■ PROBLEM DESCRIPTION: Return only the number of lines that hold "this".
=======
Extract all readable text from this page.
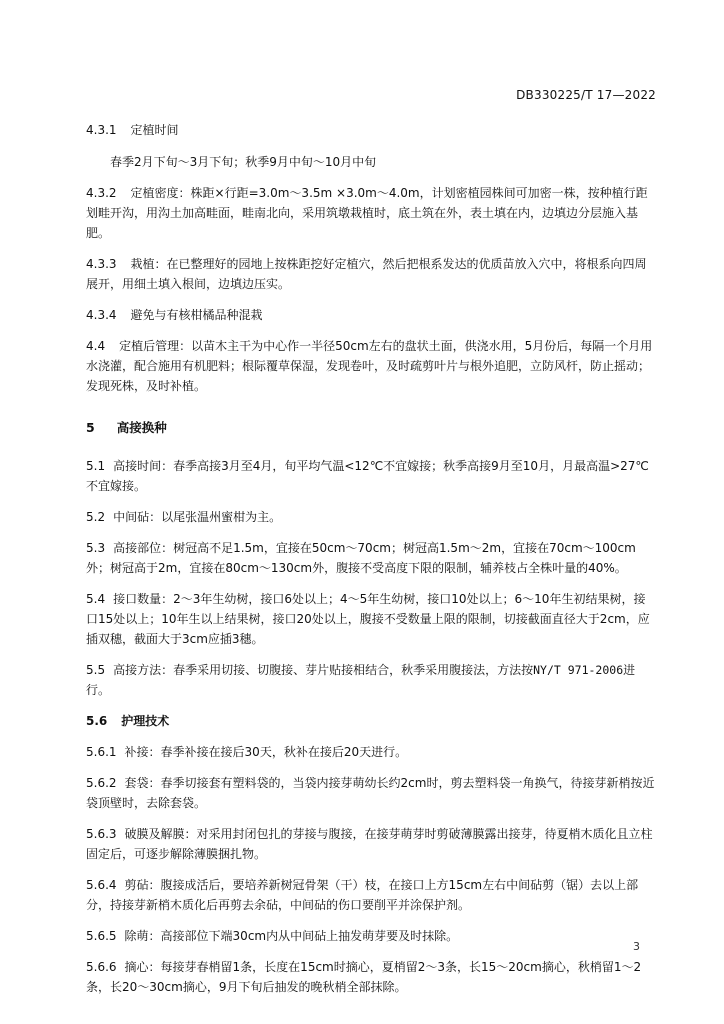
DB330225/T 17—2022

4.3.1 定植时间

春季2月下旬～3月下旬；秋季9月中旬～10月中旬

4.3.2 定植密度：株距×行距=3.0m～3.5m ×3.0m～4.0m，计划密植园株间可加密一株，按种植行距划畦开沟，用沟土加高畦面，畦南北向，采用筑墩栽植时，底土筑在外，表土填在内，边填边分层施入基肥。

4.3.3 栽植：在已整理好的园地上按株距挖好定植穴，然后把根系发达的优质苗放入穴中，将根系向四周展开，用细土填入根间，边填边压实。

4.3.4 避免与有核柑橘品种混栽

4.4 定植后管理：以苗木主干为中心作一半径50cm左右的盘状土面，供浇水用，5月份后，每隔一个月用水浇灌，配合施用有机肥料；根际覆草保湿，发现卷叶，及时疏剪叶片与根外追肥，立防风杆，防止摇动；发现死株，及时补植。

5 高接换种

5.1 高接时间：春季高接3月至4月，旬平均气温<12℃不宜嫁接；秋季高接9月至10月，月最高温>27℃不宜嫁接。

5.2 中间砧：以尾张温州蜜柑为主。

5.3 高接部位：树冠高不足1.5m，宜接在50cm～70cm；树冠高1.5m～2m，宜接在70cm～100cm外；树冠高于2m，宜接在80cm～130cm外，腹接不受高度下限的限制，辅养枝占全株叶量的40%。

5.4 接口数量：2～3年生幼树，接口6处以上；4～5年生幼树，接口10处以上；6～10年生初结果树，接口15处以上；10年生以上结果树，接口20处以上，腹接不受数量上限的限制，切接截面直径大于2cm，应插双穗，截面大于3cm应插3穗。

5.5 高接方法：春季采用切接、切腹接、芽片贴接相结合，秋季采用腹接法，方法按NY/T 971-2006进行。

5.6 护理技术

5.6.1 补接：春季补接在接后30天，秋补在接后20天进行。

5.6.2 套袋：春季切接套有塑料袋的，当袋内接芽萌幼长约2cm时，剪去塑料袋一角换气，待接芽新梢按近袋顶壁时，去除套袋。

5.6.3 破膜及解膜：对采用封闭包扎的芽接与腹接，在接芽萌芽时剪破薄膜露出接芽，待夏梢木质化且立柱固定后，可逐步解除薄膜捆扎物。

5.6.4 剪砧：腹接成活后，要培养新树冠骨架（干）枝，在接口上方15cm左右中间砧剪（锯）去以上部分，持接芽新梢木质化后再剪去余砧，中间砧的伤口要削平并涂保护剂。

5.6.5 除萌：高接部位下端30cm内从中间砧上抽发萌芽要及时抹除。

5.6.6 摘心：每接芽春梢留1条，长度在15cm时摘心，夏梢留2～3条，长15～20cm摘心，秋梢留1～2条，长20～30cm摘心，9月下旬后抽发的晚秋梢全部抹除。

3
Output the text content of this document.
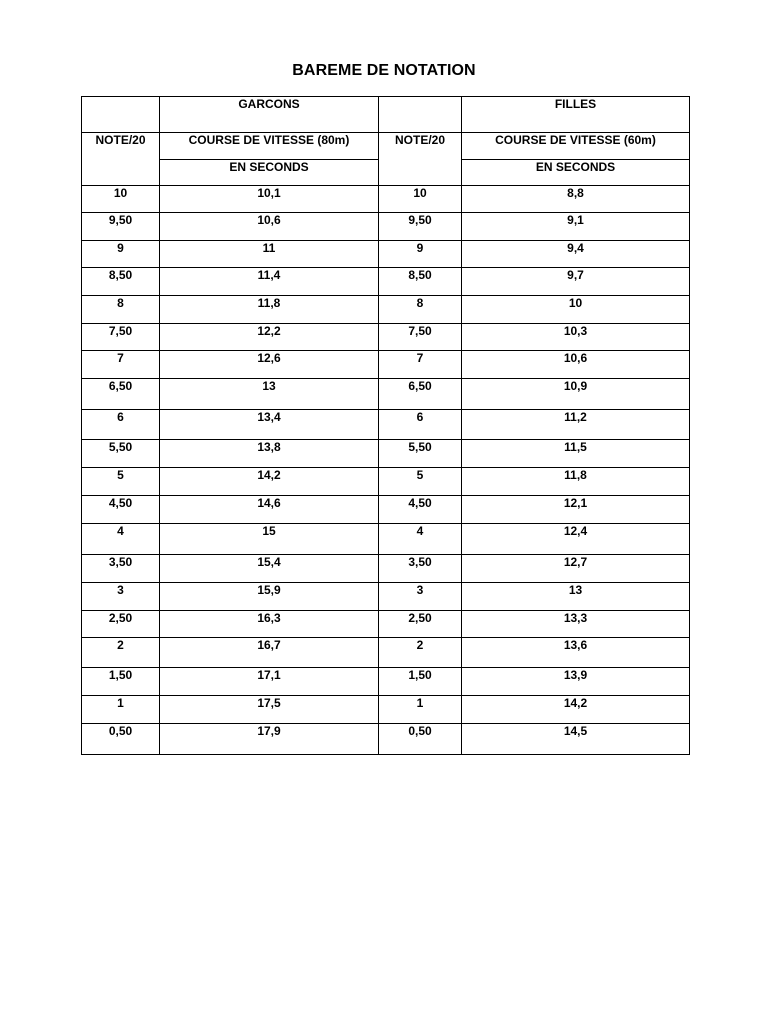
BAREME DE NOTATION
	GARCONS		FILLES
NOTE/20	COURSE DE VITESSE (80m)	NOTE/20	COURSE DE VITESSE (60m)
	EN SECONDS		EN SECONDS
10	10,1	10	8,8
9,50	10,6	9,50	9,1
9	11	9	9,4
8,50	11,4	8,50	9,7
8	11,8	8	10
7,50	12,2	7,50	10,3
7	12,6	7	10,6
6,50	13	6,50	10,9
6	13,4	6	11,2
5,50	13,8	5,50	11,5
5	14,2	5	11,8
4,50	14,6	4,50	12,1
4	15	4	12,4
3,50	15,4	3,50	12,7
3	15,9	3	13
2,50	16,3	2,50	13,3
2	16,7	2	13,6
1,50	17,1	1,50	13,9
1	17,5	1	14,2
0,50	17,9	0,50	14,5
=======
■ REPLY: 2